- WHAT IS REQUIRED: Write out all the entries word for word, but skip any images.

:: GIVEN RECORDS ::

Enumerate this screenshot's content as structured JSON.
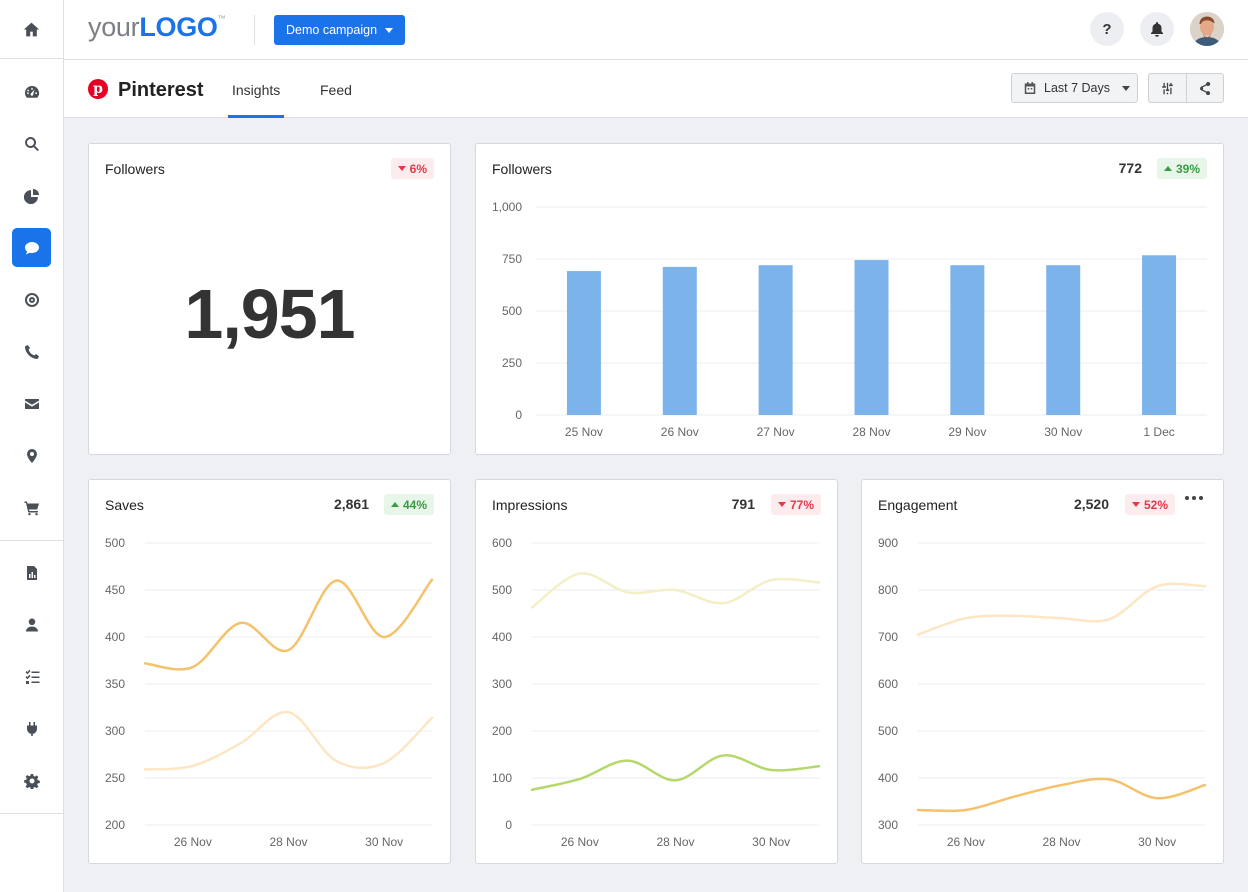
{
  "app": {
    "logo_part1": "your",
    "logo_part2": "LOGO",
    "logo_tm": "™",
    "campaign_label": "Demo campaign",
    "help_label": "?"
  },
  "sidebar": {
    "items": [
      {
        "icon": "dashboard-icon"
      },
      {
        "icon": "search-icon"
      },
      {
        "icon": "pie-chart-icon"
      },
      {
        "icon": "chat-icon",
        "active": true
      },
      {
        "icon": "target-icon"
      },
      {
        "icon": "phone-icon"
      },
      {
        "icon": "mail-icon"
      },
      {
        "icon": "location-pin-icon"
      },
      {
        "icon": "cart-icon"
      },
      {
        "icon": "report-icon"
      },
      {
        "icon": "user-icon"
      },
      {
        "icon": "task-list-icon"
      },
      {
        "icon": "plug-icon"
      },
      {
        "icon": "gear-icon"
      }
    ]
  },
  "subheader": {
    "platform": "Pinterest",
    "tabs": [
      {
        "label": "Insights",
        "active": true
      },
      {
        "label": "Feed"
      }
    ],
    "date_range": "Last 7 Days"
  },
  "cards": {
    "followers_total": {
      "title": "Followers",
      "value": "1,951",
      "change": "6%",
      "direction": "down"
    },
    "followers_chart": {
      "title": "Followers",
      "value": "772",
      "change": "39%",
      "direction": "up"
    },
    "saves": {
      "title": "Saves",
      "value": "2,861",
      "change": "44%",
      "direction": "up"
    },
    "impressions": {
      "title": "Impressions",
      "value": "791",
      "change": "77%",
      "direction": "down"
    },
    "engagement": {
      "title": "Engagement",
      "value": "2,520",
      "change": "52%",
      "direction": "down"
    }
  },
  "colors": {
    "accent": "#1a73e8",
    "bar": "#7cb3ea",
    "orange": "#f5c26b",
    "orange_light": "#fde6c3",
    "green": "#b5d86b",
    "yellow_light": "#f4efc6"
  },
  "chart_data": [
    {
      "id": "followers_chart",
      "type": "bar",
      "categories": [
        "25 Nov",
        "26 Nov",
        "27 Nov",
        "28 Nov",
        "29 Nov",
        "30 Nov",
        "1 Dec"
      ],
      "values": [
        692,
        712,
        720,
        745,
        720,
        720,
        768
      ],
      "yticks": [
        "0",
        "250",
        "500",
        "750",
        "1,000"
      ],
      "ylim": [
        0,
        1000
      ]
    },
    {
      "id": "saves",
      "type": "line",
      "x": [
        25,
        26,
        27,
        28,
        29,
        30,
        1
      ],
      "xticks": [
        "26 Nov",
        "28 Nov",
        "30 Nov"
      ],
      "yticks": [
        "200",
        "250",
        "300",
        "350",
        "400",
        "450",
        "500"
      ],
      "ylim": [
        200,
        500
      ],
      "series": [
        {
          "values": [
            372,
            368,
            415,
            386,
            460,
            400,
            461
          ],
          "color": "#f5c26b"
        },
        {
          "values": [
            259,
            263,
            287,
            320,
            268,
            266,
            314
          ],
          "color": "#fde6c3"
        }
      ]
    },
    {
      "id": "impressions",
      "type": "line",
      "x": [
        25,
        26,
        27,
        28,
        29,
        30,
        1
      ],
      "xticks": [
        "26 Nov",
        "28 Nov",
        "30 Nov"
      ],
      "yticks": [
        "0",
        "100",
        "200",
        "300",
        "400",
        "500",
        "600"
      ],
      "ylim": [
        0,
        600
      ],
      "series": [
        {
          "values": [
            463,
            535,
            495,
            500,
            472,
            521,
            516
          ],
          "color": "#f4efc6"
        },
        {
          "values": [
            75,
            98,
            137,
            95,
            148,
            117,
            125
          ],
          "color": "#b5d86b"
        }
      ]
    },
    {
      "id": "engagement",
      "type": "line",
      "x": [
        25,
        26,
        27,
        28,
        29,
        30,
        1
      ],
      "xticks": [
        "26 Nov",
        "28 Nov",
        "30 Nov"
      ],
      "yticks": [
        "300",
        "400",
        "500",
        "600",
        "700",
        "800",
        "900"
      ],
      "ylim": [
        300,
        900
      ],
      "series": [
        {
          "values": [
            705,
            740,
            745,
            740,
            738,
            808,
            808
          ],
          "color": "#fde6c3"
        },
        {
          "values": [
            332,
            332,
            360,
            385,
            397,
            357,
            385
          ],
          "color": "#f5c26b"
        }
      ]
    }
  ]
}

:::

- EXERCISE RESPONSE:
Enumerate this screenshot's content as structured JSON.
{
  "app": {
    "logo_part1": "your",
    "logo_part2": "LOGO",
    "logo_tm": "™",
    "campaign_label": "Demo campaign",
    "help_label": "?"
  },
  "sidebar": {
    "items": [
      {
        "icon": "dashboard-icon"
      },
      {
        "icon": "search-icon"
      },
      {
        "icon": "pie-chart-icon"
      },
      {
        "icon": "chat-icon",
        "active": true
      },
      {
        "icon": "target-icon"
      },
      {
        "icon": "phone-icon"
      },
      {
        "icon": "mail-icon"
      },
      {
        "icon": "location-pin-icon"
      },
      {
        "icon": "cart-icon"
      },
      {
        "icon": "report-icon"
      },
      {
        "icon": "user-icon"
      },
      {
        "icon": "task-list-icon"
      },
      {
        "icon": "plug-icon"
      },
      {
        "icon": "gear-icon"
      }
    ]
  },
  "subheader": {
    "platform": "Pinterest",
    "tabs": [
      {
        "label": "Insights",
        "active": true
      },
      {
        "label": "Feed"
      }
    ],
    "date_range": "Last 7 Days"
  },
  "cards": {
    "followers_total": {
      "title": "Followers",
      "value": "1,951",
      "change": "6%",
      "direction": "down"
    },
    "followers_chart": {
      "title": "Followers",
      "value": "772",
      "change": "39%",
      "direction": "up"
    },
    "saves": {
      "title": "Saves",
      "value": "2,861",
      "change": "44%",
      "direction": "up"
    },
    "impressions": {
      "title": "Impressions",
      "value": "791",
      "change": "77%",
      "direction": "down"
    },
    "engagement": {
      "title": "Engagement",
      "value": "2,520",
      "change": "52%",
      "direction": "down"
    }
  },
  "colors": {
    "accent": "#1a73e8",
    "bar": "#7cb3ea",
    "orange": "#f5c26b",
    "orange_light": "#fde6c3",
    "green": "#b5d86b",
    "yellow_light": "#f4efc6"
  },
  "chart_data": [
    {
      "id": "followers_chart",
      "type": "bar",
      "categories": [
        "25 Nov",
        "26 Nov",
        "27 Nov",
        "28 Nov",
        "29 Nov",
        "30 Nov",
        "1 Dec"
      ],
      "values": [
        692,
        712,
        720,
        745,
        720,
        720,
        768
      ],
      "yticks": [
        "0",
        "250",
        "500",
        "750",
        "1,000"
      ],
      "ylim": [
        0,
        1000
      ]
    },
    {
      "id": "saves",
      "type": "line",
      "x": [
        25,
        26,
        27,
        28,
        29,
        30,
        1
      ],
      "xticks": [
        "26 Nov",
        "28 Nov",
        "30 Nov"
      ],
      "yticks": [
        "200",
        "250",
        "300",
        "350",
        "400",
        "450",
        "500"
      ],
      "ylim": [
        200,
        500
      ],
      "series": [
        {
          "values": [
            372,
            368,
            415,
            386,
            460,
            400,
            461
          ],
          "color": "#f5c26b"
        },
        {
          "values": [
            259,
            263,
            287,
            320,
            268,
            266,
            314
          ],
          "color": "#fde6c3"
        }
      ]
    },
    {
      "id": "impressions",
      "type": "line",
      "x": [
        25,
        26,
        27,
        28,
        29,
        30,
        1
      ],
      "xticks": [
        "26 Nov",
        "28 Nov",
        "30 Nov"
      ],
      "yticks": [
        "0",
        "100",
        "200",
        "300",
        "400",
        "500",
        "600"
      ],
      "ylim": [
        0,
        600
      ],
      "series": [
        {
          "values": [
            463,
            535,
            495,
            500,
            472,
            521,
            516
          ],
          "color": "#f4efc6"
        },
        {
          "values": [
            75,
            98,
            137,
            95,
            148,
            117,
            125
          ],
          "color": "#b5d86b"
        }
      ]
    },
    {
      "id": "engagement",
      "type": "line",
      "x": [
        25,
        26,
        27,
        28,
        29,
        30,
        1
      ],
      "xticks": [
        "26 Nov",
        "28 Nov",
        "30 Nov"
      ],
      "yticks": [
        "300",
        "400",
        "500",
        "600",
        "700",
        "800",
        "900"
      ],
      "ylim": [
        300,
        900
      ],
      "series": [
        {
          "values": [
            705,
            740,
            745,
            740,
            738,
            808,
            808
          ],
          "color": "#fde6c3"
        },
        {
          "values": [
            332,
            332,
            360,
            385,
            397,
            357,
            385
          ],
          "color": "#f5c26b"
        }
      ]
    }
  ]
}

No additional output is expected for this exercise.